● To be done:
Below are records to transcribe exactly, without their pictures.
══ Entries provided
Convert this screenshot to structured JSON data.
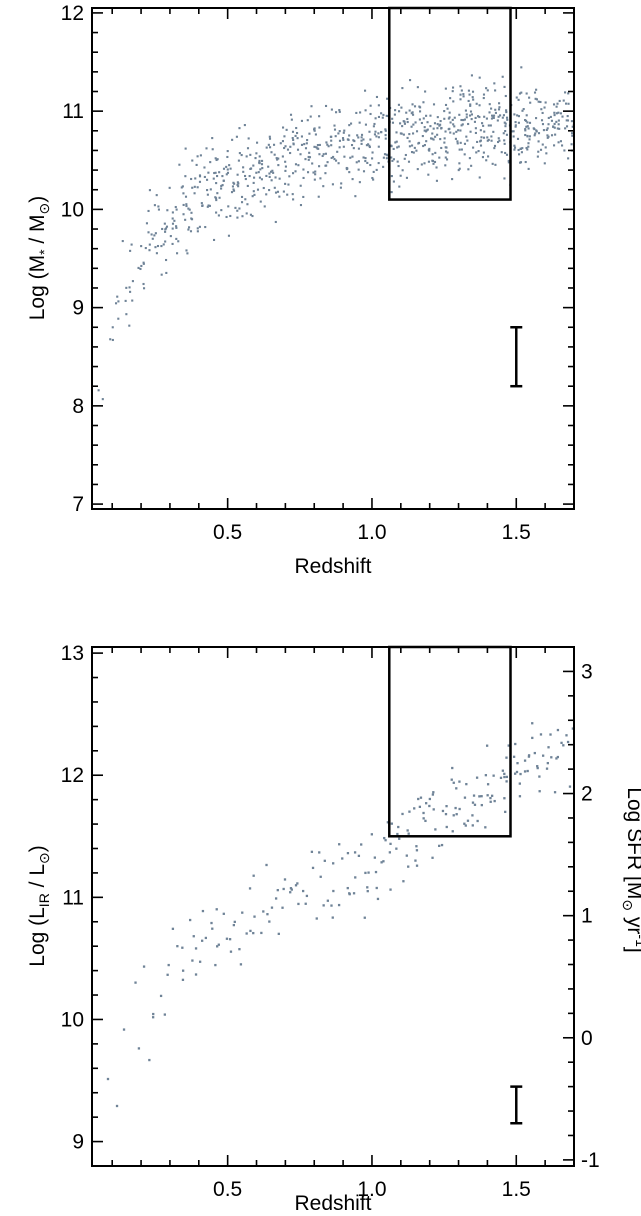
{
  "chart_data": [
    {
      "type": "scatter",
      "title": "",
      "xlabel": "Redshift",
      "ylabel": "Log (M* / M⊙)",
      "ylabel_parts": {
        "pre": "Log (M",
        "sub": "*",
        "mid": " / M",
        "sub2": "⊙",
        "post": ")"
      },
      "xlim": [
        0.03,
        1.7
      ],
      "ylim": [
        6.95,
        12.05
      ],
      "x_ticks": [
        0.5,
        1.0,
        1.5
      ],
      "x_tick_labels": [
        "0.5",
        "1.0",
        "1.5"
      ],
      "y_ticks": [
        7,
        8,
        9,
        10,
        11,
        12
      ],
      "y_tick_labels": [
        "7",
        "8",
        "9",
        "10",
        "11",
        "12"
      ],
      "grid": false,
      "point_color": "#6f8397",
      "series": [
        {
          "values_description_free": true,
          "envelope": {
            "z": [
              0.05,
              0.1,
              0.2,
              0.3,
              0.4,
              0.5,
              0.6,
              0.7,
              0.8,
              0.9,
              1.0,
              1.1,
              1.2,
              1.3,
              1.4,
              1.5,
              1.6,
              1.7
            ],
            "lower": [
              7.7,
              8.4,
              8.9,
              9.2,
              9.45,
              9.6,
              9.7,
              9.8,
              9.9,
              9.95,
              10.0,
              10.05,
              10.1,
              10.1,
              10.15,
              10.15,
              10.2,
              10.25
            ],
            "upper": [
              8.7,
              9.5,
              10.2,
              10.6,
              10.9,
              11.05,
              11.15,
              11.25,
              11.3,
              11.35,
              11.4,
              11.45,
              11.45,
              11.5,
              11.5,
              11.5,
              11.5,
              11.5
            ],
            "density": [
              40,
              130,
              320,
              430,
              520,
              560,
              560,
              560,
              540,
              520,
              600,
              680,
              700,
              720,
              720,
              720,
              620,
              420
            ]
          }
        }
      ],
      "selection_box": {
        "x": [
          1.06,
          1.48
        ],
        "y": [
          10.1,
          12.05
        ]
      },
      "error_bar": {
        "x": 1.5,
        "y": [
          8.2,
          8.8
        ]
      }
    },
    {
      "type": "scatter",
      "title": "",
      "xlabel": "Redshift",
      "ylabel": "Log (LIR / L⊙)",
      "ylabel_parts": {
        "pre": "Log (L",
        "sub": "IR",
        "mid": " / L",
        "sub2": "⊙",
        "post": ")"
      },
      "y2label_parts": {
        "pre": "Log SFR [M",
        "sub": "⊙",
        "mid": " yr",
        "sup": "-1",
        "post": "]"
      },
      "xlim": [
        0.03,
        1.7
      ],
      "ylim": [
        8.8,
        13.05
      ],
      "y2lim": [
        -1.05,
        3.2
      ],
      "x_ticks": [
        0.5,
        1.0,
        1.5
      ],
      "x_tick_labels": [
        "0.5",
        "1.0",
        "1.5"
      ],
      "y_ticks": [
        9,
        10,
        11,
        12,
        13
      ],
      "y_tick_labels": [
        "9",
        "10",
        "11",
        "12",
        "13"
      ],
      "y2_ticks": [
        -1,
        0,
        1,
        2,
        3
      ],
      "y2_tick_labels": [
        "-1",
        "0",
        "1",
        "2",
        "3"
      ],
      "grid": false,
      "point_color": "#6f8397",
      "series": [
        {
          "envelope": {
            "z": [
              0.05,
              0.1,
              0.2,
              0.3,
              0.4,
              0.5,
              0.6,
              0.7,
              0.8,
              0.9,
              1.0,
              1.1,
              1.2,
              1.3,
              1.4,
              1.5,
              1.6,
              1.7
            ],
            "lower": [
              8.9,
              9.0,
              9.4,
              9.9,
              10.2,
              10.3,
              10.4,
              10.45,
              10.5,
              10.6,
              10.75,
              11.0,
              11.15,
              11.3,
              11.4,
              11.5,
              11.6,
              11.6
            ],
            "upper": [
              9.5,
              10.2,
              10.7,
              11.0,
              11.2,
              11.35,
              11.45,
              11.55,
              11.65,
              11.75,
              11.85,
              12.0,
              12.1,
              12.2,
              12.3,
              12.5,
              12.7,
              12.75
            ],
            "density": [
              15,
              30,
              60,
              90,
              120,
              140,
              130,
              130,
              130,
              140,
              170,
              190,
              190,
              200,
              200,
              210,
              170,
              110
            ]
          }
        }
      ],
      "selection_box": {
        "x": [
          1.06,
          1.48
        ],
        "y": [
          11.5,
          13.05
        ]
      },
      "error_bar": {
        "x": 1.5,
        "y": [
          9.15,
          9.45
        ]
      }
    }
  ]
}
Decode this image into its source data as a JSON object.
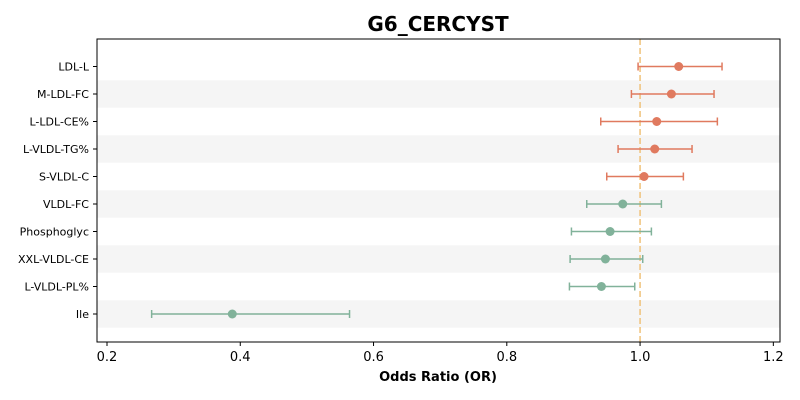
════
● Exercise output:
Convert this screenshot to structured JSON data.
{
  "chart_data": [
    {
      "type": "scatter",
      "title": "",
      "xlabel": "Redshift",
      "ylabel": "Log (M* / M⊙)",
      "ylabel_parts": {
        "pre": "Log (M",
        "sub": "*",
        "mid": " / M",
        "sub2": "⊙",
        "post": ")"
      },
      "xlim": [
        0.03,
        1.7
      ],
      "ylim": [
        6.95,
        12.05
      ],
      "x_ticks": [
        0.5,
        1.0,
        1.5
      ],
      "x_tick_labels": [
        "0.5",
        "1.0",
        "1.5"
      ],
      "y_ticks": [
        7,
        8,
        9,
        10,
        11,
        12
      ],
      "y_tick_labels": [
        "7",
        "8",
        "9",
        "10",
        "11",
        "12"
      ],
      "grid": false,
      "point_color": "#6f8397",
      "series": [
        {
          "values_description_free": true,
          "envelope": {
            "z": [
              0.05,
              0.1,
              0.2,
              0.3,
              0.4,
              0.5,
              0.6,
              0.7,
              0.8,
              0.9,
              1.0,
              1.1,
              1.2,
              1.3,
              1.4,
              1.5,
              1.6,
              1.7
            ],
            "lower": [
              7.7,
              8.4,
              8.9,
              9.2,
              9.45,
              9.6,
              9.7,
              9.8,
              9.9,
              9.95,
              10.0,
              10.05,
              10.1,
              10.1,
              10.15,
              10.15,
              10.2,
              10.25
            ],
            "upper": [
              8.7,
              9.5,
              10.2,
              10.6,
              10.9,
              11.05,
              11.15,
              11.25,
              11.3,
              11.35,
              11.4,
              11.45,
              11.45,
              11.5,
              11.5,
              11.5,
              11.5,
              11.5
            ],
            "density": [
              40,
              130,
              320,
              430,
              520,
              560,
              560,
              560,
              540,
              520,
              600,
              680,
              700,
              720,
              720,
              720,
              620,
              420
            ]
          }
        }
      ],
      "selection_box": {
        "x": [
          1.06,
          1.48
        ],
        "y": [
          10.1,
          12.05
        ]
      },
      "error_bar": {
        "x": 1.5,
        "y": [
          8.2,
          8.8
        ]
      }
    },
    {
      "type": "scatter",
      "title": "",
      "xlabel": "Redshift",
      "ylabel": "Log (LIR / L⊙)",
      "ylabel_parts": {
        "pre": "Log (L",
        "sub": "IR",
        "mid": " / L",
        "sub2": "⊙",
        "post": ")"
      },
      "y2label_parts": {
        "pre": "Log SFR [M",
        "sub": "⊙",
        "mid": " yr",
        "sup": "-1",
        "post": "]"
      },
      "xlim": [
        0.03,
        1.7
      ],
      "ylim": [
        8.8,
        13.05
      ],
      "y2lim": [
        -1.05,
        3.2
      ],
      "x_ticks": [
        0.5,
        1.0,
        1.5
      ],
      "x_tick_labels": [
        "0.5",
        "1.0",
        "1.5"
      ],
      "y_ticks": [
        9,
        10,
        11,
        12,
        13
      ],
      "y_tick_labels": [
        "9",
        "10",
        "11",
        "12",
        "13"
      ],
      "y2_ticks": [
        -1,
        0,
        1,
        2,
        3
      ],
      "y2_tick_labels": [
        "-1",
        "0",
        "1",
        "2",
        "3"
      ],
      "grid": false,
      "point_color": "#6f8397",
      "series": [
        {
          "envelope": {
            "z": [
              0.05,
              0.1,
              0.2,
              0.3,
              0.4,
              0.5,
              0.6,
              0.7,
              0.8,
              0.9,
              1.0,
              1.1,
              1.2,
              1.3,
              1.4,
              1.5,
              1.6,
              1.7
            ],
            "lower": [
              8.9,
              9.0,
              9.4,
              9.9,
              10.2,
              10.3,
              10.4,
              10.45,
              10.5,
              10.6,
              10.75,
              11.0,
              11.15,
              11.3,
              11.4,
              11.5,
              11.6,
              11.6
            ],
            "upper": [
              9.5,
              10.2,
              10.7,
              11.0,
              11.2,
              11.35,
              11.45,
              11.55,
              11.65,
              11.75,
              11.85,
              12.0,
              12.1,
              12.2,
              12.3,
              12.5,
              12.7,
              12.75
            ],
            "density": [
              15,
              30,
              60,
              90,
              120,
              140,
              130,
              130,
              130,
              140,
              170,
              190,
              190,
              200,
              200,
              210,
              170,
              110
            ]
          }
        }
      ],
      "selection_box": {
        "x": [
          1.06,
          1.48
        ],
        "y": [
          11.5,
          13.05
        ]
      },
      "error_bar": {
        "x": 1.5,
        "y": [
          9.15,
          9.45
        ]
      }
    }
  ]
}
Decode this image into its source data as a JSON object.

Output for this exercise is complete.